═══ Given information ═══

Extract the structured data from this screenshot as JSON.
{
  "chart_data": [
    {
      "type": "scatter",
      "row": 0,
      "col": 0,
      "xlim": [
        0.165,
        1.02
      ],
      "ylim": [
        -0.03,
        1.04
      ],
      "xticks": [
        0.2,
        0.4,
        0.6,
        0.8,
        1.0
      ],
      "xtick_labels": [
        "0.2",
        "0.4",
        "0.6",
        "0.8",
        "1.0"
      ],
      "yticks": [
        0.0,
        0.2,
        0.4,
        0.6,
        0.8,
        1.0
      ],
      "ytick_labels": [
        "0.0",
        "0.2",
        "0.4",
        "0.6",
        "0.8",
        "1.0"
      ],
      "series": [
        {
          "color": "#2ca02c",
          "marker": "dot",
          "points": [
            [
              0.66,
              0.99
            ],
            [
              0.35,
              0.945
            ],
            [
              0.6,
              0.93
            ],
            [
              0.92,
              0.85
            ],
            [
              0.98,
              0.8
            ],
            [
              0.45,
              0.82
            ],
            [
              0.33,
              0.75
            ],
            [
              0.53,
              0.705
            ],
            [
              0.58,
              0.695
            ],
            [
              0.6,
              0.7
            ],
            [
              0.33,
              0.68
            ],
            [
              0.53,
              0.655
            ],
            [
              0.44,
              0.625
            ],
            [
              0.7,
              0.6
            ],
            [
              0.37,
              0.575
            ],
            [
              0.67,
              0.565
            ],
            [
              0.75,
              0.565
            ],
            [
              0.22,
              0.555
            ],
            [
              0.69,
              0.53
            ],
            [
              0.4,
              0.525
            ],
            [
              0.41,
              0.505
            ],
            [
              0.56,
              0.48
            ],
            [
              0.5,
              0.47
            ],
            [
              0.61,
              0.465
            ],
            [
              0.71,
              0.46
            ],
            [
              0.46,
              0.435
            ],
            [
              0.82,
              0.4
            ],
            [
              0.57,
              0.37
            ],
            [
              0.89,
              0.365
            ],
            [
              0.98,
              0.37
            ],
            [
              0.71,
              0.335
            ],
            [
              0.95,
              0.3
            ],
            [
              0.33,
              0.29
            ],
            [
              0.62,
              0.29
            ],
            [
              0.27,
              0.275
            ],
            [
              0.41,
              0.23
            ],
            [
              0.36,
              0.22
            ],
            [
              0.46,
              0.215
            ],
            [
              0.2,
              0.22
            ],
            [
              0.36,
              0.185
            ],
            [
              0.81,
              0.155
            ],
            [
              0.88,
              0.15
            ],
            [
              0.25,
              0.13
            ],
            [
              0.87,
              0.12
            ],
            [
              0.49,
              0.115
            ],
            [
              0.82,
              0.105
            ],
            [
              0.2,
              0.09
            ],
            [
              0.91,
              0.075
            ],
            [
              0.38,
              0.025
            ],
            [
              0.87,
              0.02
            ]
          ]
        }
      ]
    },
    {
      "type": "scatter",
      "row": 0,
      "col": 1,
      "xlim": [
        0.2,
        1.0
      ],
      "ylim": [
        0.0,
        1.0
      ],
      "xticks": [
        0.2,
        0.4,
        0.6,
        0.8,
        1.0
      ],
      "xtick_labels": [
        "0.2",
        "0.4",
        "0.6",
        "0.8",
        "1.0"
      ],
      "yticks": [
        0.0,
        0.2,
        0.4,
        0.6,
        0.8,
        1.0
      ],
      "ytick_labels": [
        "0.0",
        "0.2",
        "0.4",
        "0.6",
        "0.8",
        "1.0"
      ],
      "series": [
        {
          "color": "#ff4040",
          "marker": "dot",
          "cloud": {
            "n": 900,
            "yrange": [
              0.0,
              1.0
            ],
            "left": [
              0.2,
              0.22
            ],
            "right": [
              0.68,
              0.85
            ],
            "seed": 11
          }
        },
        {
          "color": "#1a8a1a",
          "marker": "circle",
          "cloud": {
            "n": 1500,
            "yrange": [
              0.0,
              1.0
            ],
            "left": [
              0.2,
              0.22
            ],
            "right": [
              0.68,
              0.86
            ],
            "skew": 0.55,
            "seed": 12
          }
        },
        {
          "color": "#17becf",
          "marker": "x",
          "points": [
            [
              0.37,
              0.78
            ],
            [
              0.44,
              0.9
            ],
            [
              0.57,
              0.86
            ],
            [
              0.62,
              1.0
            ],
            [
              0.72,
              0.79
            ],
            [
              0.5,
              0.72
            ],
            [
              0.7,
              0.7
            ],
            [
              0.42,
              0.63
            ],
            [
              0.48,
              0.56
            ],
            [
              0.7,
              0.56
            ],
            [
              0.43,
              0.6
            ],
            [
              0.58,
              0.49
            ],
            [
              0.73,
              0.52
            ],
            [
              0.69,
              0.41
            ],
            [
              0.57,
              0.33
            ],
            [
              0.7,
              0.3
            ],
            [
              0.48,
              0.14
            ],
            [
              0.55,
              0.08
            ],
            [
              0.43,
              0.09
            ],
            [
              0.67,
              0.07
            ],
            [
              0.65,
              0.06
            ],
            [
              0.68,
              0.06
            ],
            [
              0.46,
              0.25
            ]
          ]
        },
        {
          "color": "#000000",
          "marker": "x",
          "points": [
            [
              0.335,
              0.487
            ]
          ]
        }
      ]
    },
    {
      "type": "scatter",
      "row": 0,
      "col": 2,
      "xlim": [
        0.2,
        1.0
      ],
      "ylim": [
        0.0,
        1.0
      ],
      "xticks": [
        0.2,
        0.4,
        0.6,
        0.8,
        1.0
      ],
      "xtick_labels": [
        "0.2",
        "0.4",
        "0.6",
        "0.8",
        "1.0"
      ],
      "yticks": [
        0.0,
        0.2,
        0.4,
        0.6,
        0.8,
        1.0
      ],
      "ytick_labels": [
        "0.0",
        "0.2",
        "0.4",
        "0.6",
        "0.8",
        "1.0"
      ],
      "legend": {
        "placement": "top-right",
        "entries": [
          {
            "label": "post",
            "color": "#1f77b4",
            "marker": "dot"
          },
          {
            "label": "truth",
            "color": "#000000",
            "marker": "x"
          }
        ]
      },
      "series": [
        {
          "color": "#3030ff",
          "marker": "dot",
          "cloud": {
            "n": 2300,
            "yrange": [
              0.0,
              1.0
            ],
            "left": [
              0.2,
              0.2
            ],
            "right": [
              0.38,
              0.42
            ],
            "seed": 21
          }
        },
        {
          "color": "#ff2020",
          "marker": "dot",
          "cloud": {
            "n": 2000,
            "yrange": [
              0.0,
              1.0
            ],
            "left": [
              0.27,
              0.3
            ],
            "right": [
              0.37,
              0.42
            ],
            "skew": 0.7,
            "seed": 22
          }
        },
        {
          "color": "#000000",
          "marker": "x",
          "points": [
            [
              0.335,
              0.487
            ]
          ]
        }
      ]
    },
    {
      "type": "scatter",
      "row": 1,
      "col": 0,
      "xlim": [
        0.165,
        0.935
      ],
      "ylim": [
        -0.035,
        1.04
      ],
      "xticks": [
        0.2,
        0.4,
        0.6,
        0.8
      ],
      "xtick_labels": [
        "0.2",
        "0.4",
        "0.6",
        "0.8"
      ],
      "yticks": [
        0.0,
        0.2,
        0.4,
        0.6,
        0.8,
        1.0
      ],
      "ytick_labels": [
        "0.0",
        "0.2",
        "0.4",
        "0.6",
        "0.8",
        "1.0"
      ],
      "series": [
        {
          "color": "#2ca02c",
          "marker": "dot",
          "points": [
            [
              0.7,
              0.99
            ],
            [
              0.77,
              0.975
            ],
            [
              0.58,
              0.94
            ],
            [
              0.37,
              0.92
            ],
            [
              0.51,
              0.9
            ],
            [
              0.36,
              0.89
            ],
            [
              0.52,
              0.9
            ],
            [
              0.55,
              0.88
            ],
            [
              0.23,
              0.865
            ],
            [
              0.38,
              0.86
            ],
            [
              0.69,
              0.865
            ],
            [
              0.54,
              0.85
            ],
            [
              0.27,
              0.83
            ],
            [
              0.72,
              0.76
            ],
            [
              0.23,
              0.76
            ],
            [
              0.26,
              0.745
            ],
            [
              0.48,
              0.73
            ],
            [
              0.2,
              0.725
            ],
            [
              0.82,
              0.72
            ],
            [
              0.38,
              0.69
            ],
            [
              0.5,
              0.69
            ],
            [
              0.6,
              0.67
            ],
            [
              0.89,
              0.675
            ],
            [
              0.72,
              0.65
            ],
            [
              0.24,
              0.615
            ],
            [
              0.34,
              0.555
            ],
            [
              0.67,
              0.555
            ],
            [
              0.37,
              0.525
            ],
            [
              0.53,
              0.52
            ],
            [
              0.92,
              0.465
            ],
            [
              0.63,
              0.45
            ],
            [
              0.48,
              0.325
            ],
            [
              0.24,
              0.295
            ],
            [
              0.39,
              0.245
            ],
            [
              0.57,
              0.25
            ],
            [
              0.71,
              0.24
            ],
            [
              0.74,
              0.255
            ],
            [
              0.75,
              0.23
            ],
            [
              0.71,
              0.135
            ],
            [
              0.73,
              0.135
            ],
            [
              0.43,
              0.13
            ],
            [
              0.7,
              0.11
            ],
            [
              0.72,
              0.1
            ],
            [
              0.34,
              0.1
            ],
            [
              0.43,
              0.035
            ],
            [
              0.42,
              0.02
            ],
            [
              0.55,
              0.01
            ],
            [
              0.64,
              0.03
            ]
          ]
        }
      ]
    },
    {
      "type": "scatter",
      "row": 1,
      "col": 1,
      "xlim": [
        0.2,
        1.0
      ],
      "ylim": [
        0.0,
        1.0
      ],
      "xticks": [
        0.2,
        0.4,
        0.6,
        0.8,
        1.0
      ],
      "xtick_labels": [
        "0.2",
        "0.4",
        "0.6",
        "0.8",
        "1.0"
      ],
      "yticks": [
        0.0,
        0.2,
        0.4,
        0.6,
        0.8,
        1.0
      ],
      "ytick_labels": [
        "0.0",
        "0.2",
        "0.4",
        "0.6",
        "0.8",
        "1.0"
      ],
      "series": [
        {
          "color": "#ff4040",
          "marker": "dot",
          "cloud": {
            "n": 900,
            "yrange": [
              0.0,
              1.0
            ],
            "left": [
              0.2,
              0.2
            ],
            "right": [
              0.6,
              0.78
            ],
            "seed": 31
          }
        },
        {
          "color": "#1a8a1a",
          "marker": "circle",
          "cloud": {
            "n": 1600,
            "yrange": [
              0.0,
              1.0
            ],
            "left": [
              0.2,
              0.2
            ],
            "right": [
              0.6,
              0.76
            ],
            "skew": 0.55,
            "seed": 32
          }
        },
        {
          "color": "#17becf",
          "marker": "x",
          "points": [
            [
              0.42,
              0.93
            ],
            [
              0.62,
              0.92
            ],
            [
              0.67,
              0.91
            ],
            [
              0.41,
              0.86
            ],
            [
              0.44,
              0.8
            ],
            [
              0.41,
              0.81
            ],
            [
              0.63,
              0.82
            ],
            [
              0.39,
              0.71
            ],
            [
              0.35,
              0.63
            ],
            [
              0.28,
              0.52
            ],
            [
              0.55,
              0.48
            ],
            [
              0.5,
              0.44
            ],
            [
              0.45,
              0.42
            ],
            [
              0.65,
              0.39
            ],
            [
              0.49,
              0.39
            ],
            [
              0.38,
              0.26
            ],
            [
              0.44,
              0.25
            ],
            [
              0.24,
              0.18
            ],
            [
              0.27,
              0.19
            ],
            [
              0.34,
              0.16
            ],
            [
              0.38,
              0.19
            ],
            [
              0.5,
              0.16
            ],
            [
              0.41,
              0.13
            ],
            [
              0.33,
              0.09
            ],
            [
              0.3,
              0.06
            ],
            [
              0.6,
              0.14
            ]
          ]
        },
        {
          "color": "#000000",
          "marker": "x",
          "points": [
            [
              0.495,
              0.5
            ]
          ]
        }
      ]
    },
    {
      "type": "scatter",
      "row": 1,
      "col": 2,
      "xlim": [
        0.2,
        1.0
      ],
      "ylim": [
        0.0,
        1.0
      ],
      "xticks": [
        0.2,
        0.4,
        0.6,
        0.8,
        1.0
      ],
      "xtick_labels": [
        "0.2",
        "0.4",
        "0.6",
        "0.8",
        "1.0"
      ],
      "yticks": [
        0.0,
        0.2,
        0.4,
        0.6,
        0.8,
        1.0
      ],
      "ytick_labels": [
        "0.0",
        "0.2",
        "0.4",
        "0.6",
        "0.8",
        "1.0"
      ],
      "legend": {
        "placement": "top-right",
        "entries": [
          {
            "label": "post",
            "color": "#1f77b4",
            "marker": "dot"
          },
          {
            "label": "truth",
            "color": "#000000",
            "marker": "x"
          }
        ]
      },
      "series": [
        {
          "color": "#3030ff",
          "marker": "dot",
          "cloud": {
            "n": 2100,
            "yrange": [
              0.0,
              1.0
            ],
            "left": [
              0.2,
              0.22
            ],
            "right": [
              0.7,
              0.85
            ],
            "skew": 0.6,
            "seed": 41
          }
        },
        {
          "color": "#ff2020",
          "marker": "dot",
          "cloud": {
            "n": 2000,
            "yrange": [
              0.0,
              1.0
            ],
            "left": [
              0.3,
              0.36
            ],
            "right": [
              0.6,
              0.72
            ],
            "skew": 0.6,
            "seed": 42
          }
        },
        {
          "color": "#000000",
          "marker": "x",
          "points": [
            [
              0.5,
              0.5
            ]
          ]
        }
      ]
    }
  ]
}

═══

● **Given task**
Show every line from the entries above in which "seed" appears.

● **Finished exercise**
            "seed": 11
            "seed": 12
            "seed": 21
            "seed": 22
            "seed": 31
            "seed": 32
            "seed": 41
            "seed": 42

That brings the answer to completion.